### WORK TO COMPLETE
In the material below, find every line with "green" and pull it out.
▬▬▬
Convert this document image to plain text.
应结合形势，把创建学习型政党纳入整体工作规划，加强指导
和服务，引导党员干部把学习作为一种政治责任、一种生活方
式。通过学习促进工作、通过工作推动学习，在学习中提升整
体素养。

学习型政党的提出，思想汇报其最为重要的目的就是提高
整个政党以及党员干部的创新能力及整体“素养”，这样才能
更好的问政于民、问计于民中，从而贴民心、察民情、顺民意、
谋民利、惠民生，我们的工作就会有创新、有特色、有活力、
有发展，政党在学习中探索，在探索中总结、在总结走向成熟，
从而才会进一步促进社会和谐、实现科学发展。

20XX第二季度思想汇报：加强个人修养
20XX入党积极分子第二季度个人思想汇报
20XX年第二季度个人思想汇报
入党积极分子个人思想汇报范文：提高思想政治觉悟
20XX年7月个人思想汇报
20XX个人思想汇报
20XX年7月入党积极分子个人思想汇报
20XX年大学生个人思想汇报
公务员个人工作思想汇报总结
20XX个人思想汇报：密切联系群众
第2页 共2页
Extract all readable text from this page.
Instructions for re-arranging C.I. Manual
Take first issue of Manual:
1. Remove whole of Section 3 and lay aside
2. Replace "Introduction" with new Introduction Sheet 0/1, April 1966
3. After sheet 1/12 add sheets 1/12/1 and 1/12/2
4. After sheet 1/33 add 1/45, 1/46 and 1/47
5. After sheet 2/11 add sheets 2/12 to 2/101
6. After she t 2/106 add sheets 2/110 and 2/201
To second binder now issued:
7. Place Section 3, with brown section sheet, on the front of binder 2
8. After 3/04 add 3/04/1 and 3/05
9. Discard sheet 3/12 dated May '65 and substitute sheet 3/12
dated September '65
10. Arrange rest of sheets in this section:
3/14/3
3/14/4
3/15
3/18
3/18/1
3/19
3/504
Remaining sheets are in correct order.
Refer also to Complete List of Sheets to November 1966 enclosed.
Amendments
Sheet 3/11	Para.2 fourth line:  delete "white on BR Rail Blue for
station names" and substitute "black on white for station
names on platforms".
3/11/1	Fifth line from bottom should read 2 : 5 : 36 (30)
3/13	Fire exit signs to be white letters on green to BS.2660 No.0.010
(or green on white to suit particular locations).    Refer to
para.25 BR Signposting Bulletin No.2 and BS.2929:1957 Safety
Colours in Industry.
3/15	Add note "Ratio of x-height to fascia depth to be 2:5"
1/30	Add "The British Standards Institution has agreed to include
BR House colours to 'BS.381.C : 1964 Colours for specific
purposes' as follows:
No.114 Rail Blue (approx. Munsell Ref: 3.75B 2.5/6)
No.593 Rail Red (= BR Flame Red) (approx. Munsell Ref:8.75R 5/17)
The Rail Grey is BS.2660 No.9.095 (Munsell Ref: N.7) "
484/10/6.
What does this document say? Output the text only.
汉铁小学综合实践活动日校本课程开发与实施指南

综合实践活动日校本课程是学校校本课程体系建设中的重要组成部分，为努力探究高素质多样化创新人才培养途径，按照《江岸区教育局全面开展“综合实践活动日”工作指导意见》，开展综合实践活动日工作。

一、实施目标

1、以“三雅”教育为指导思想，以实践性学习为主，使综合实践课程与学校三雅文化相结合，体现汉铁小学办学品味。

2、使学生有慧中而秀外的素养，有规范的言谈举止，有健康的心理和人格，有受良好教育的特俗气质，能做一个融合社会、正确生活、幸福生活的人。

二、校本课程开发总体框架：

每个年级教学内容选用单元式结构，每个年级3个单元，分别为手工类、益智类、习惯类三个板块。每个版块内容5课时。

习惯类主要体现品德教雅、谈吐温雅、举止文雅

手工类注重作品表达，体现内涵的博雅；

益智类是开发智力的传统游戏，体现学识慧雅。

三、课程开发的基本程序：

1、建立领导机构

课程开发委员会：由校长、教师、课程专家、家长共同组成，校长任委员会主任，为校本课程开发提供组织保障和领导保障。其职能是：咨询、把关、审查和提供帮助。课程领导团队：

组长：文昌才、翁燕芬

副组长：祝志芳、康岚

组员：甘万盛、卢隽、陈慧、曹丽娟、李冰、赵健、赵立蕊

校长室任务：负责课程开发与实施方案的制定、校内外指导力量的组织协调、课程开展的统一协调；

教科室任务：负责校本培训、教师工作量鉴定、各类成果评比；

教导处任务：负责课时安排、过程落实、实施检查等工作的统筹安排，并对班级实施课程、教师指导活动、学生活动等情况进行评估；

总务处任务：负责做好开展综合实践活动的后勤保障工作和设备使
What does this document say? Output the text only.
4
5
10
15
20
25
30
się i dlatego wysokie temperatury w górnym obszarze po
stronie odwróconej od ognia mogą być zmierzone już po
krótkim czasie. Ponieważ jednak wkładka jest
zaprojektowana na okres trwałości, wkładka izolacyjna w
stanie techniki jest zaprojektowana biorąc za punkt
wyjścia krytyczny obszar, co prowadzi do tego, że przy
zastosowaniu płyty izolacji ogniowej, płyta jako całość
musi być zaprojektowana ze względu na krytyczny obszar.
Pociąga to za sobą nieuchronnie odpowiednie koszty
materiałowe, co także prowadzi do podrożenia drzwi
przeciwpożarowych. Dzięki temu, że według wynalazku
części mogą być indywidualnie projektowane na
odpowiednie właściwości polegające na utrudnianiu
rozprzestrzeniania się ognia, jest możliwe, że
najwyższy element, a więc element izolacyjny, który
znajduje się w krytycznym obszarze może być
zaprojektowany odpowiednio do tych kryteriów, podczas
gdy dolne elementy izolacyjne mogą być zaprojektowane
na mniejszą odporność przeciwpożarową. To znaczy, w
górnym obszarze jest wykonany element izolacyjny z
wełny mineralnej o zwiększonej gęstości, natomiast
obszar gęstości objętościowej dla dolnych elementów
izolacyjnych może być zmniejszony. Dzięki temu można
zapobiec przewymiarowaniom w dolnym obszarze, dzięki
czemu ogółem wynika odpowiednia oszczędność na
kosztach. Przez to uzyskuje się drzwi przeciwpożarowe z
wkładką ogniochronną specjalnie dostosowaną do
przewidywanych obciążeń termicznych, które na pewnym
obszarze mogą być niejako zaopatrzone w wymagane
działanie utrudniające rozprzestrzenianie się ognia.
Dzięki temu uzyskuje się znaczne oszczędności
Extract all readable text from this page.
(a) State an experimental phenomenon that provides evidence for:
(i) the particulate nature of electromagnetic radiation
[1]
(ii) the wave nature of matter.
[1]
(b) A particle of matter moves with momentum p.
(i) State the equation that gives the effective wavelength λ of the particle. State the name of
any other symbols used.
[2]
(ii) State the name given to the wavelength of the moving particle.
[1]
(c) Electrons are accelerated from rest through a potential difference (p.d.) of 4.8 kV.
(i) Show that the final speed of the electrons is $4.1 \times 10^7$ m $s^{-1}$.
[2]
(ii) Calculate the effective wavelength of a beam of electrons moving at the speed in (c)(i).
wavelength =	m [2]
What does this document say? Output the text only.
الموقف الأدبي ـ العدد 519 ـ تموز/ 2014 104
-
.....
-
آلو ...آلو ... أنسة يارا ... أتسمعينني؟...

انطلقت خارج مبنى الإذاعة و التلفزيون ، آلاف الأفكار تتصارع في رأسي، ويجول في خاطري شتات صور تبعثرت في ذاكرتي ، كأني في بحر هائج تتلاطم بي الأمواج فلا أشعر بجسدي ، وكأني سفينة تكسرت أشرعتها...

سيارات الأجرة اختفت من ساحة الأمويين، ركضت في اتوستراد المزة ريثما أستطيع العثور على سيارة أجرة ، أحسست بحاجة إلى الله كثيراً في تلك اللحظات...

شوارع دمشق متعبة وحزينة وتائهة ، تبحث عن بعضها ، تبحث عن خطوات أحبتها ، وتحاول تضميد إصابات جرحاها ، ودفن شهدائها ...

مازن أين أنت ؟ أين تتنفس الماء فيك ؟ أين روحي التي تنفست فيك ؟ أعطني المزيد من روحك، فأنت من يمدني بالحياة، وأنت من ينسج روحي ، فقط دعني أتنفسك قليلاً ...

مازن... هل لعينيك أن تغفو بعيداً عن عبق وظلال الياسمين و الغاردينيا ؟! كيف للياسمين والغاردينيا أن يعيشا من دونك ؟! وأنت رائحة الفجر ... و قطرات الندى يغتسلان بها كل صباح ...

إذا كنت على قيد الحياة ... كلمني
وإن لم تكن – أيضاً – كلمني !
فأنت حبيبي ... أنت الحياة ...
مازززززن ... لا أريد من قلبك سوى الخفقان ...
▬▬▬
### THE COMPLETED TASK
3/13	Fire exit signs to be white letters on green to BS.2660 No.0.010
(or green on white to suit particular locations).    Refer to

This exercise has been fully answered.